### [Excerpted passage]
start

The first tour took place at Easter 1969 (a poster which I gave to the Club several years ago relates to this first tour). Only eight first team members were among the squad, and we set off by coach around 9.00am By 9.30am we were well into a liquid breakfast, the result being a highly inebriated team presented themselves for the kick of at Llandovery at 2.00pm. The highlight of the game was Bill Carey relieving his over burdened bladder during the course of play. His condition did not prevent him from making two of the most aggressive defensive tackles I have ever seen in my life.

Little did we know that this chap peeing all over a corner flag was to become a future Club Captain. Needless to say we were defeated by a margin that I wish to forget.

We travelled to Swansea uplands, having sobered up, and put in some very stiff beach training sessions. We held Swansea to a tolerable margin.

From Swansea we travelled to meet Carmarthen Athletic who were just a little to athletic for us!

The week following our return from the never-to-be forgotten tour, on 3rd May, we played the first ever Templar Trophy final against Ledbury at Malvern with the team at full strength. We defeated Ledbury by 12 points to 6 and that night a good time was had by all at the Winter Garden. I was very proud to have been a member of the team who won the first ever Templar Trophy as this competition was the forerunner of League Table Rugby in this area.

end

### [Provided data]
start

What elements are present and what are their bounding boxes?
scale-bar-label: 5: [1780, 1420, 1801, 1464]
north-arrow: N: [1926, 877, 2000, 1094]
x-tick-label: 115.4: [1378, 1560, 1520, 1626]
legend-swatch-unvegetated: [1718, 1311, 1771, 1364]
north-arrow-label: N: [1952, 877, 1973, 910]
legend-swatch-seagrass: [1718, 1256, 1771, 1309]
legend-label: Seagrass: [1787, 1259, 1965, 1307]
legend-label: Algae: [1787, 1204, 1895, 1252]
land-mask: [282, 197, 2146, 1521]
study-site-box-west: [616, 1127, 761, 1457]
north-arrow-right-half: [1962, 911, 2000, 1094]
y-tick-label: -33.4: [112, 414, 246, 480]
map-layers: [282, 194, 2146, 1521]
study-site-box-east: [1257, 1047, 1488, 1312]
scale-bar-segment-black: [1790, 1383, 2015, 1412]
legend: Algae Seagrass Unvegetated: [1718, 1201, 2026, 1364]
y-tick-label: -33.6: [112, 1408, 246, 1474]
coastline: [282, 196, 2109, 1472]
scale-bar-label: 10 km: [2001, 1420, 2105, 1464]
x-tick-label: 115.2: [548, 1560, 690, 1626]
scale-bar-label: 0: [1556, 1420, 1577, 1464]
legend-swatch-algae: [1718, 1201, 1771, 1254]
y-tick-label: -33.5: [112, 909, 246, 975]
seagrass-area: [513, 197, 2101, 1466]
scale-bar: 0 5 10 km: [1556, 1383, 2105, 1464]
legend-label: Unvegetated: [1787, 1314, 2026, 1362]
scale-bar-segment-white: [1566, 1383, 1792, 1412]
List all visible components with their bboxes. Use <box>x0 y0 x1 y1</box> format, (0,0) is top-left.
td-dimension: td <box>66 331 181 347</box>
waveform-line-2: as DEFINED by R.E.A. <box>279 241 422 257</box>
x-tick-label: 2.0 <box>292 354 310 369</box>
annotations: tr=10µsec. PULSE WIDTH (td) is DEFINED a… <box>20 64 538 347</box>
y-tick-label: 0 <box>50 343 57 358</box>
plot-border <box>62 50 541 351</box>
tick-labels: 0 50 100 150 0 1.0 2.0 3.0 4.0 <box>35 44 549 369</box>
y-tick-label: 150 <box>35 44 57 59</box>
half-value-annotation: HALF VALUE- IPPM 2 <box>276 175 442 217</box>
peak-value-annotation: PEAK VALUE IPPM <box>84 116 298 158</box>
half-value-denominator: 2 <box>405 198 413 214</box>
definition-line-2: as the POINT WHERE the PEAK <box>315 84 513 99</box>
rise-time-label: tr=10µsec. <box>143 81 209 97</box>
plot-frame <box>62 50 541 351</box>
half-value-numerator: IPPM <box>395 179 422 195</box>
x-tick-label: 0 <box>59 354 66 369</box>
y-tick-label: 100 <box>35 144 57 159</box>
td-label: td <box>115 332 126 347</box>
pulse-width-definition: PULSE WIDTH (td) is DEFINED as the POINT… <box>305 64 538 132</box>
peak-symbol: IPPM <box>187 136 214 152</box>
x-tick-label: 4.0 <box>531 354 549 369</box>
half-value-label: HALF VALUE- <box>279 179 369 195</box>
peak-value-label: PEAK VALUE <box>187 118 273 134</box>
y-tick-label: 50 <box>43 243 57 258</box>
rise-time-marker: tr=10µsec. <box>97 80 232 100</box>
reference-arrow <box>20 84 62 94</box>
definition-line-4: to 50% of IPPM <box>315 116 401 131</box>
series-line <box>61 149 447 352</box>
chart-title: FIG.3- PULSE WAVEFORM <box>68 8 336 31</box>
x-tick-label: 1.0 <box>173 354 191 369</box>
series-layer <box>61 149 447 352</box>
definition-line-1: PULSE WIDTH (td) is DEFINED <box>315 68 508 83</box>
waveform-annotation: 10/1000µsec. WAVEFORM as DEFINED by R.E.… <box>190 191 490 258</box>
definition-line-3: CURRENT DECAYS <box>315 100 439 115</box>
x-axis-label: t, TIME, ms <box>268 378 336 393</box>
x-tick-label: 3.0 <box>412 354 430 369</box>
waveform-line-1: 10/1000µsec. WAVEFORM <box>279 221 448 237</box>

end

### [Problems to solve]
[1] Copy the rugby tour account again, starting with "Little did we" and going on through "wish to forget.", but swap "corner flag" for "goal post".
[2] Continue the rugby tour account from the point where it stops.

### [Answers to the tasks]
[1]
Little did we know that this chap peeing all over a goal post was to become a future Club Captain. Needless to say we were defeated by a margin that I wish to forget.

[2]
Like most people, seemingly small incidents remain very vividly in the memory, such as standing in the freezing cold before the kick off at Rubery Owen, Darlaston, for two minutes for the passing of Winston Churchill, and travelling to play Ledbury with six of us piled into the back of Tony Simpkins’ Morris 1000 pick up, only to arrive and find that none of us had remembered to bring the team shirts. And of course there are lasting memories of people; people like Keith Robinson and Ian Maple. There were never two more devotees to the edge of the pitch than these two. Keith could be seen in fair weather or foul wearing his Harold Wilson mack, wellies squelching and pipe going full bore, exhortng the team on whilst Ian frantically scribbled notes on the teams performance.

John Clark was the first to gain County honours for the Club, as a Colt, followed by Bill Lyons. During my years with the Club I was privileged to lay alongsidemany good players, four of whom come to mind, The Rev. Ron Lloyd, Chick Peck, Mick White and Roger Wilesmith.

It was during the 1969/70 season that we moved from the racecourse ground to the present pitch at Wyre Piddle, and at a later date the ground was purchased from Mr. Cole, thus setting the scene for the eventual building of the Clubhouse.


Since the introdution of league rugby Pershore have maintained thier status as a level 7/8 club. Experiencing the joys of promotion and the despair of relegation on more than one occasion.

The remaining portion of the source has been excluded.